◆ Exercise task
Below are the records; locate each line with the word "applied" and copy it.
══════
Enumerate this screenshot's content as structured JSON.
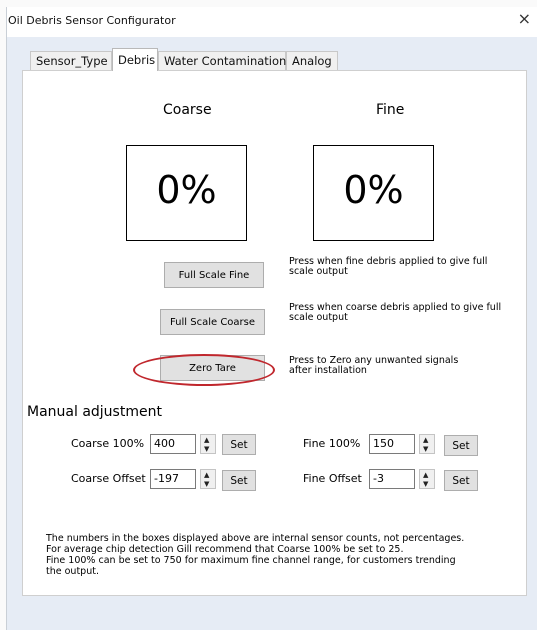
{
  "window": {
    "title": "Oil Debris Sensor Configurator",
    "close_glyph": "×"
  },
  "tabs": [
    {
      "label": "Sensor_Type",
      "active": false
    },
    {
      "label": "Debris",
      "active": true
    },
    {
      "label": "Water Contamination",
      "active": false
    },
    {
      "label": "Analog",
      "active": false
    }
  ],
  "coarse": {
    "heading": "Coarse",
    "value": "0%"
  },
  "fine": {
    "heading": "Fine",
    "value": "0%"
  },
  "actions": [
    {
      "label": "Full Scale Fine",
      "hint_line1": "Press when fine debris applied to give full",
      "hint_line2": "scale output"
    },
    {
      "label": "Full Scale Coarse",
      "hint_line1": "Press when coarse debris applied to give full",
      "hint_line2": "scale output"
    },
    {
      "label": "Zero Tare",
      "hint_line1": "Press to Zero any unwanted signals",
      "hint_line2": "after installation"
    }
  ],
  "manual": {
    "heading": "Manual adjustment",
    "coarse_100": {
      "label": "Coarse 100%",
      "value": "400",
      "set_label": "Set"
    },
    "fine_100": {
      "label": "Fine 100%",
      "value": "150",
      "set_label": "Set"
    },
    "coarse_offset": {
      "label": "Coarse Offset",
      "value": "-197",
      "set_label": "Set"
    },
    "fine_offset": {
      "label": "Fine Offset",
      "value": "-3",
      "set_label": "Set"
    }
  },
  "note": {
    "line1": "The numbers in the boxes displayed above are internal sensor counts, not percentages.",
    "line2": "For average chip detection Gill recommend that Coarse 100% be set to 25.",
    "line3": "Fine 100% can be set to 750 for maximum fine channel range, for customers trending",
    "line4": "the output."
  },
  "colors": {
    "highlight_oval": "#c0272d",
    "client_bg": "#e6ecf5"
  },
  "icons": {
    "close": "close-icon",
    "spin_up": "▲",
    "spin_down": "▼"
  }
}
══════
◆ Answer for this exercise
      "hint_line1": "Press when fine debris applied to give full",
      "hint_line1": "Press when coarse debris applied to give full",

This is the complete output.